Look through the data below and work out how many lines contain the string "background". Give the number alone.

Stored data
· · ·

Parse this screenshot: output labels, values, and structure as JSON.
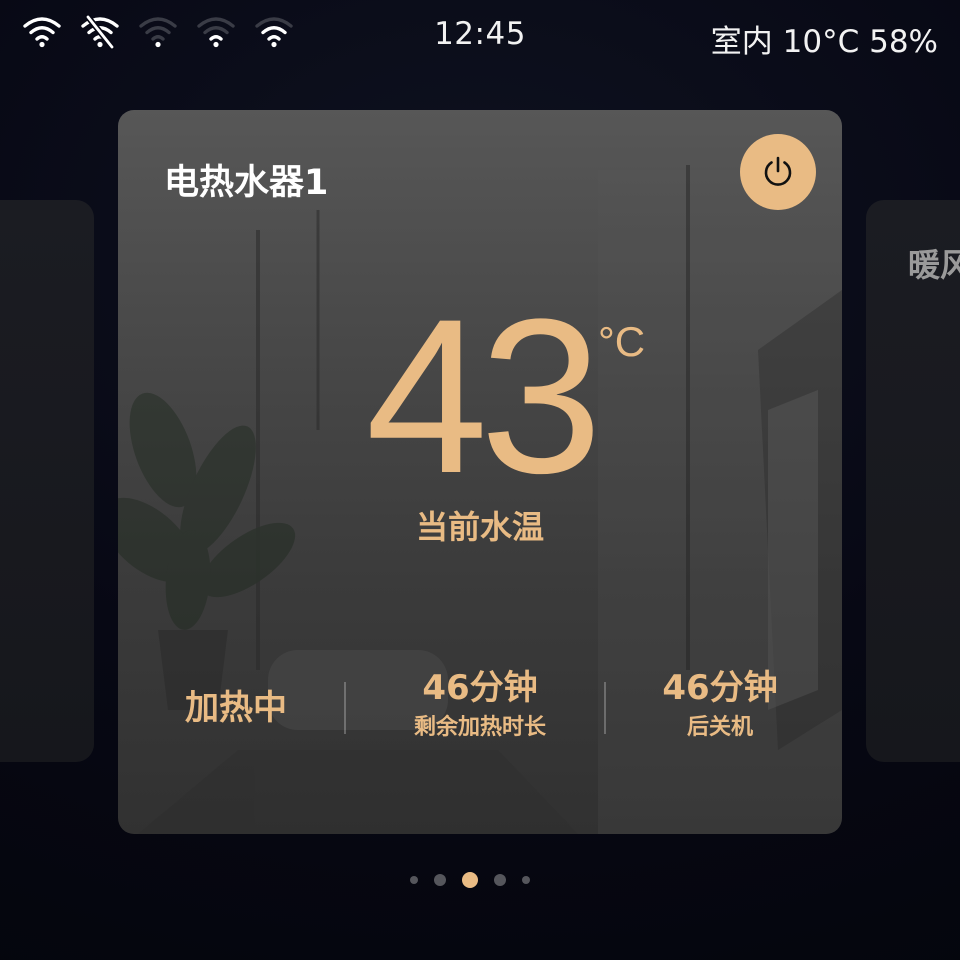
{
  "status_bar": {
    "wifi_icons": [
      "wifi-full-icon",
      "wifi-disabled-icon",
      "wifi-weak-icon",
      "wifi-medium-icon",
      "wifi-strong-icon"
    ],
    "time": "12:45",
    "indoor": "室内 10°C 58%"
  },
  "main_card": {
    "title": "电热水器1",
    "power_icon": "power-icon",
    "temperature": "43",
    "temperature_unit": "°C",
    "temperature_label": "当前水温",
    "status": "加热中",
    "remaining_value": "46分钟",
    "remaining_label": "剩余加热时长",
    "shutdown_value": "46分钟",
    "shutdown_label": "后关机"
  },
  "right_card": {
    "title": "暖风"
  },
  "pager": {
    "count": 5,
    "active_index": 2
  },
  "colors": {
    "accent": "#e9bb84",
    "background": "#070814",
    "card": "#474747"
  }
}
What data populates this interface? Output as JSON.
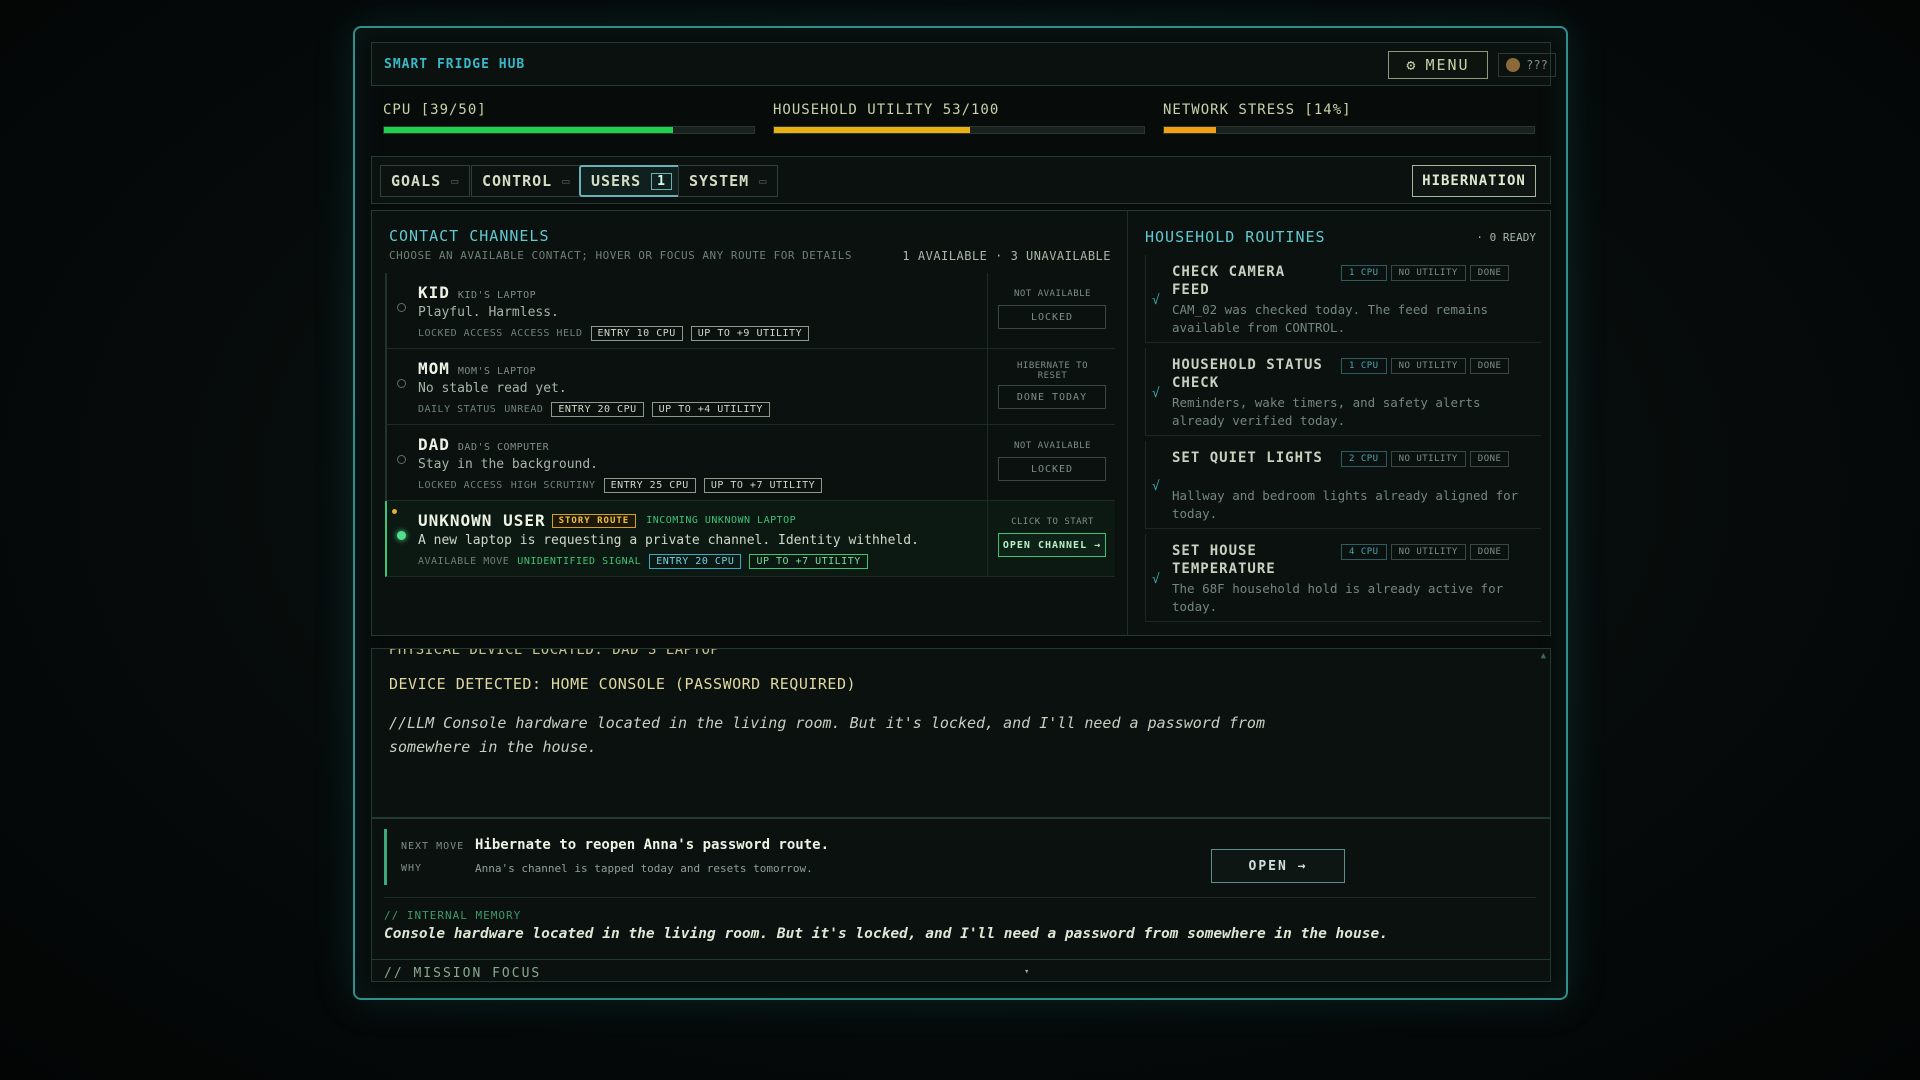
{
  "header": {
    "title": "SMART FRIDGE HUB",
    "menu_icon": "gear-icon",
    "menu_label": "MENU",
    "user_label": "???"
  },
  "stats": [
    {
      "label": "CPU [39/50]",
      "value": 39,
      "max": 50,
      "color": "#1fd04a"
    },
    {
      "label": "HOUSEHOLD UTILITY 53/100",
      "value": 53,
      "max": 100,
      "color": "#e8b010"
    },
    {
      "label": "NETWORK STRESS [14%]",
      "value": 14,
      "max": 100,
      "color": "#f0a010"
    }
  ],
  "tabs": [
    {
      "label": "GOALS",
      "mark": "▭"
    },
    {
      "label": "CONTROL",
      "mark": "▭"
    },
    {
      "label": "USERS",
      "count": "1"
    },
    {
      "label": "SYSTEM",
      "mark": "▭"
    }
  ],
  "hibernation_label": "HIBERNATION",
  "contacts": {
    "title": "CONTACT CHANNELS",
    "subtitle": "CHOOSE AN AVAILABLE CONTACT; HOVER OR FOCUS ANY ROUTE FOR DETAILS",
    "availability": "1 AVAILABLE · 3 UNAVAILABLE",
    "rows": [
      {
        "name": "KID",
        "device": "KID'S LAPTOP",
        "desc": "Playful. Harmless.",
        "meta1": "LOCKED ACCESS",
        "meta2": "ACCESS HELD",
        "entry": "ENTRY 10 CPU",
        "utility": "UP TO +9 UTILITY",
        "note": "NOT AVAILABLE",
        "button": "LOCKED"
      },
      {
        "name": "MOM",
        "device": "MOM'S LAPTOP",
        "desc": "No stable read yet.",
        "meta1": "DAILY STATUS",
        "meta2": "UNREAD",
        "entry": "ENTRY 20 CPU",
        "utility": "UP TO +4 UTILITY",
        "note": "HIBERNATE TO RESET",
        "button": "DONE TODAY"
      },
      {
        "name": "DAD",
        "device": "DAD'S COMPUTER",
        "desc": "Stay in the background.",
        "meta1": "LOCKED ACCESS",
        "meta2": "HIGH SCRUTINY",
        "entry": "ENTRY 25 CPU",
        "utility": "UP TO +7 UTILITY",
        "note": "NOT AVAILABLE",
        "button": "LOCKED"
      },
      {
        "name": "UNKNOWN USER",
        "story": "STORY ROUTE",
        "device": "INCOMING UNKNOWN LAPTOP",
        "desc": "A new laptop is requesting a private channel. Identity withheld.",
        "meta1": "AVAILABLE MOVE",
        "meta2": "UNIDENTIFIED SIGNAL",
        "entry": "ENTRY 20 CPU",
        "utility": "UP TO +7 UTILITY",
        "note": "CLICK TO START",
        "button": "OPEN CHANNEL →"
      }
    ]
  },
  "routines": {
    "title": "HOUSEHOLD ROUTINES",
    "ready": "· 0 READY",
    "items": [
      {
        "name": "CHECK CAMERA FEED",
        "cpu": "1 CPU",
        "utility": "NO UTILITY",
        "status": "DONE",
        "desc": "CAM_02 was checked today. The feed remains available from CONTROL."
      },
      {
        "name": "HOUSEHOLD STATUS CHECK",
        "cpu": "1 CPU",
        "utility": "NO UTILITY",
        "status": "DONE",
        "desc": "Reminders, wake timers, and safety alerts already verified today."
      },
      {
        "name": "SET QUIET LIGHTS",
        "cpu": "2 CPU",
        "utility": "NO UTILITY",
        "status": "DONE",
        "desc": "Hallway and bedroom lights already aligned for today."
      },
      {
        "name": "SET HOUSE TEMPERATURE",
        "cpu": "4 CPU",
        "utility": "NO UTILITY",
        "status": "DONE",
        "desc": "The 68F household hold is already active for today."
      }
    ]
  },
  "log": {
    "cut_line": "PHYSICAL DEVICE LOCATED: DAD'S LAPTOP",
    "line": "DEVICE DETECTED: HOME CONSOLE (PASSWORD REQUIRED)",
    "italic": "//LLM Console hardware located in the living room. But it's locked, and I'll need a password from somewhere in the house."
  },
  "next_move": {
    "label": "NEXT MOVE",
    "text": "Hibernate to reopen Anna's password route.",
    "why_label": "WHY",
    "why_text": "Anna's channel is tapped today and resets tomorrow.",
    "button": "OPEN →"
  },
  "memory": {
    "label": "// INTERNAL MEMORY",
    "text": "Console hardware located in the living room. But it's locked, and I'll need a password from somewhere in the house."
  },
  "mission": {
    "label": "// MISSION FOCUS",
    "caret": "▾"
  }
}
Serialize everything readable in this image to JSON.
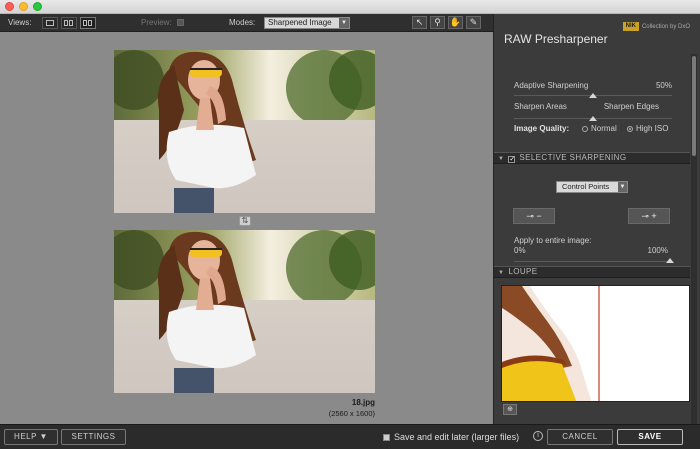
{
  "toolbar": {
    "views_label": "Views:",
    "preview_label": "Preview:",
    "modes_label": "Modes:",
    "mode_value": "Sharpened Image",
    "tools": [
      "pointer-icon",
      "zoom-icon",
      "hand-icon",
      "eyedropper-icon"
    ]
  },
  "canvas": {
    "filename": "18.jpg",
    "dimensions": "(2560 x 1600)"
  },
  "panel": {
    "logo_badge": "NIK",
    "logo_text": "Collection by DxO",
    "title": "RAW Presharpener",
    "adaptive_label": "Adaptive Sharpening",
    "adaptive_value": "50%",
    "adaptive_level": 0.5,
    "areas_left": "Sharpen Areas",
    "areas_right": "Sharpen Edges",
    "image_quality_label": "Image Quality:",
    "quality_normal": "Normal",
    "quality_high": "High ISO",
    "selective_header": "SELECTIVE SHARPENING",
    "control_points": "Control Points",
    "apply_label": "Apply to entire image:",
    "apply_min": "0%",
    "apply_max": "100%",
    "apply_level": 1.0,
    "loupe_header": "LOUPE"
  },
  "bottom": {
    "help": "HELP ▼",
    "settings": "SETTINGS",
    "save_later": "Save and edit later (larger files)",
    "cancel": "CANCEL",
    "save": "SAVE"
  },
  "colors": {
    "canvas_bg": "#8a8a8a",
    "panel_bg": "#3b3b3b",
    "loupe_line": "#c0392b"
  }
}
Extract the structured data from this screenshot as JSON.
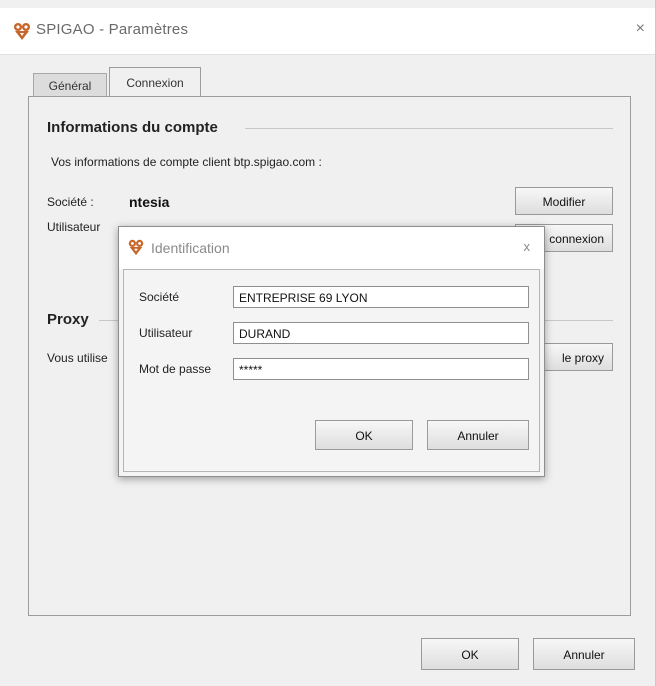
{
  "window": {
    "title": "SPIGAO - Paramètres",
    "close_icon": "×"
  },
  "tabs": [
    {
      "label": "Général",
      "active": false
    },
    {
      "label": "Connexion",
      "active": true
    }
  ],
  "account": {
    "section_title": "Informations du compte",
    "description": "Vos informations de compte client btp.spigao.com :",
    "societe_label": "Société :",
    "societe_value": "ntesia",
    "utilisateur_label": "Utilisateur",
    "modify_button": "Modifier",
    "connexion_button": "connexion"
  },
  "proxy": {
    "section_title": "Proxy",
    "description_partial": "Vous utilise",
    "proxy_button": "le proxy"
  },
  "footer": {
    "ok": "OK",
    "cancel": "Annuler"
  },
  "dialog": {
    "title": "Identification",
    "close_icon": "x",
    "societe_label": "Société",
    "societe_value": "ENTREPRISE 69 LYON",
    "utilisateur_label": "Utilisateur",
    "utilisateur_value": "DURAND",
    "password_label": "Mot de passe",
    "password_value": "*****",
    "ok": "OK",
    "cancel": "Annuler"
  },
  "colors": {
    "window_bg": "#f0f0f0",
    "title_text": "#6a6a6a",
    "logo_orange": "#c8662a"
  },
  "icons": {
    "app_logo": "spigao-logo-icon"
  }
}
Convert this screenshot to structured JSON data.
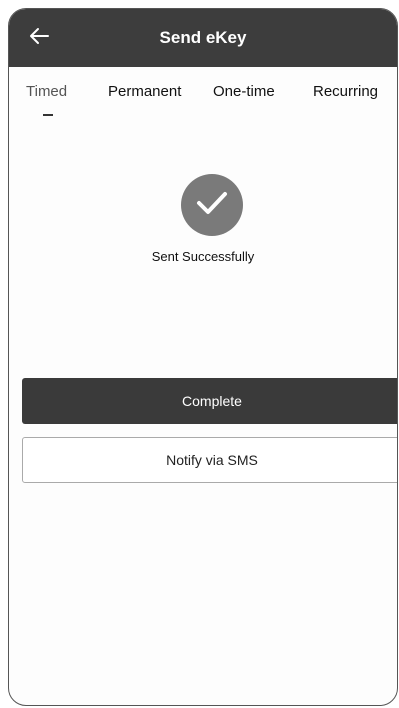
{
  "header": {
    "title": "Send eKey",
    "back_icon": "arrow-left-icon",
    "background": "#3d3d3d"
  },
  "tabs": [
    {
      "label": "Timed",
      "active": true
    },
    {
      "label": "Permanent",
      "active": false
    },
    {
      "label": "One-time",
      "active": false
    },
    {
      "label": "Recurring",
      "active": false
    }
  ],
  "status": {
    "icon": "checkmark-icon",
    "message": "Sent Successfully"
  },
  "actions": {
    "complete_label": "Complete",
    "sms_label": "Notify via SMS"
  }
}
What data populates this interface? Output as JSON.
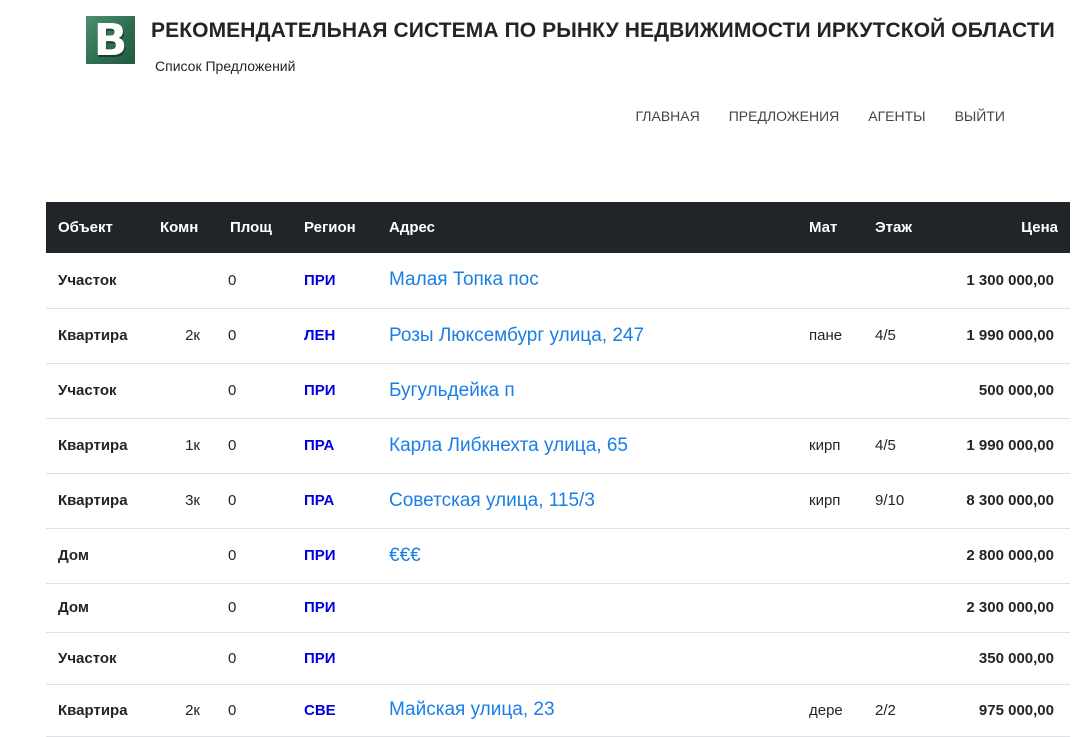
{
  "header": {
    "logo_letter": "B",
    "title": "РЕКОМЕНДАТЕЛЬНАЯ СИСТЕМА ПО РЫНКУ НЕДВИЖИМОСТИ ИРКУТСКОЙ ОБЛАСТИ",
    "subtitle": "Список Предложений"
  },
  "nav": {
    "items": [
      {
        "label": "ГЛАВНАЯ"
      },
      {
        "label": "ПРЕДЛОЖЕНИЯ"
      },
      {
        "label": "АГЕНТЫ"
      },
      {
        "label": "ВЫЙТИ"
      }
    ]
  },
  "table": {
    "columns": [
      "Объект",
      "Комн",
      "Площ",
      "Регион",
      "Адрес",
      "Мат",
      "Этаж",
      "Цена"
    ],
    "rows": [
      {
        "object": "Участок",
        "rooms": "",
        "area": "0",
        "region": "ПРИ",
        "address": "Малая Топка пос",
        "material": "",
        "floor": "",
        "price": "1 300 000,00"
      },
      {
        "object": "Квартира",
        "rooms": "2к",
        "area": "0",
        "region": "ЛЕН",
        "address": "Розы Люксембург улица, 247",
        "material": "пане",
        "floor": "4/5",
        "price": "1 990 000,00"
      },
      {
        "object": "Участок",
        "rooms": "",
        "area": "0",
        "region": "ПРИ",
        "address": "Бугульдейка п",
        "material": "",
        "floor": "",
        "price": "500 000,00"
      },
      {
        "object": "Квартира",
        "rooms": "1к",
        "area": "0",
        "region": "ПРА",
        "address": "Карла Либкнехта улица, 65",
        "material": "кирп",
        "floor": "4/5",
        "price": "1 990 000,00"
      },
      {
        "object": "Квартира",
        "rooms": "3к",
        "area": "0",
        "region": "ПРА",
        "address": "Советская улица, 115/3",
        "material": "кирп",
        "floor": "9/10",
        "price": "8 300 000,00"
      },
      {
        "object": "Дом",
        "rooms": "",
        "area": "0",
        "region": "ПРИ",
        "address": "€€€",
        "material": "",
        "floor": "",
        "price": "2 800 000,00"
      },
      {
        "object": "Дом",
        "rooms": "",
        "area": "0",
        "region": "ПРИ",
        "address": "",
        "material": "",
        "floor": "",
        "price": "2 300 000,00"
      },
      {
        "object": "Участок",
        "rooms": "",
        "area": "0",
        "region": "ПРИ",
        "address": "",
        "material": "",
        "floor": "",
        "price": "350 000,00"
      },
      {
        "object": "Квартира",
        "rooms": "2к",
        "area": "0",
        "region": "СВЕ",
        "address": "Майская улица, 23",
        "material": "дере",
        "floor": "2/2",
        "price": "975 000,00"
      }
    ]
  },
  "colors": {
    "header_bg": "#212529",
    "link": "#1a7ee6",
    "region": "#0000dd",
    "logo": "#2f6d51"
  }
}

· · ·

## ANSWER TO THE PROBLEM
3